> [Work to complete]
Here are some records; copy every line that holds the word "audio".

> [Data provided]
## begin

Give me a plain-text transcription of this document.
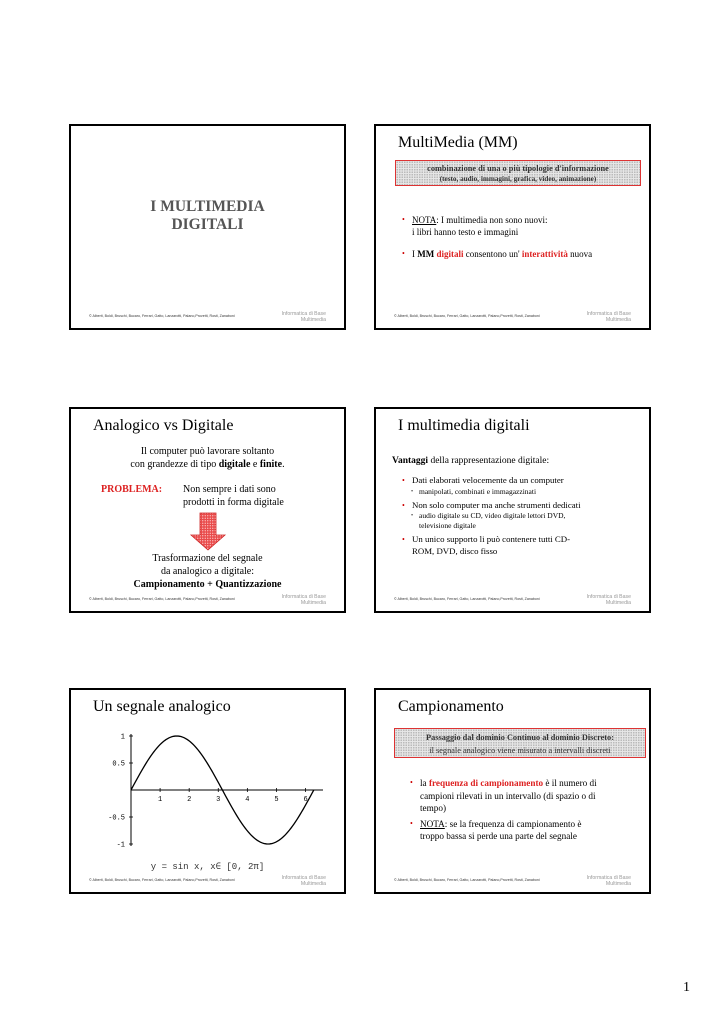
I MULTIMEDIA
DIGITALI
© Alberti, Boldi, Bruschi, Bucaro, Ferrari, Gatto, Lanzarotti, Palano,Provetti, Rosti, Zanaboni	Informatica di Base
Multimedia
MultiMedia (MM)
combinazione di una o più tipologie d'informazione
(testo, audio, immagini, grafica, video, animazione)
• NOTA: I multimedia non sono nuovi:
i libri hanno testo e immagini
• I MM digitali consentono un' interattività nuova
© Alberti, Boldi, Bruschi, Bucaro, Ferrari, Gatto, Lanzarotti, Palano,Provetti, Rosti, Zanaboni	Informatica di Base
Multimedia
Analogico vs Digitale
Il computer può lavorare soltanto
con grandezze di tipo digitale e finite.
PROBLEMA: Non sempre i dati sono
prodotti in forma digitale
Trasformazione del segnale
da analogico a digitale:
Campionamento + Quantizzazione
© Alberti, Boldi, Bruschi, Bucaro, Ferrari, Gatto, Lanzarotti, Palano,Provetti, Rosti, Zanaboni	Informatica di Base
Multimedia
I multimedia digitali
Vantaggi della rappresentazione digitale:
• Dati elaborati velocemente da un computer
• manipolati, combinati e immagazzinati
• Non solo computer ma anche strumenti dedicati
• audio digitale su CD, video digitale lettori DVD,
televisione digitale
• Un unico supporto li può contenere tutti CD-
ROM, DVD, disco fisso
© Alberti, Boldi, Bruschi, Bucaro, Ferrari, Gatto, Lanzarotti, Palano,Provetti, Rosti, Zanaboni	Informatica di Base
Multimedia
Un segnale analogico
1	2	3	4	5	6
1
0.5
-0.5
-1
y = sin x, x∈ [0, 2π]
© Alberti, Boldi, Bruschi, Bucaro, Ferrari, Gatto, Lanzarotti, Palano,Provetti, Rosti, Zanaboni	Informatica di Base
Multimedia
Campionamento
Passaggio dal dominio Continuo al dominio Discreto:
il segnale analogico viene misurato a intervalli discreti
• la frequenza di campionamento è il numero di
campioni rilevati in un intervallo (di spazio o di
tempo)
• NOTA: se la frequenza di campionamento è
troppo bassa si perde una parte del segnale
© Alberti, Boldi, Bruschi, Bucaro, Ferrari, Gatto, Lanzarotti, Palano,Provetti, Rosti, Zanaboni	Informatica di Base
Multimedia
1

## end

> [Written response]
(testo, audio, immagini, grafica, video, animazione)
• audio digitale su CD, video digitale lettori DVD,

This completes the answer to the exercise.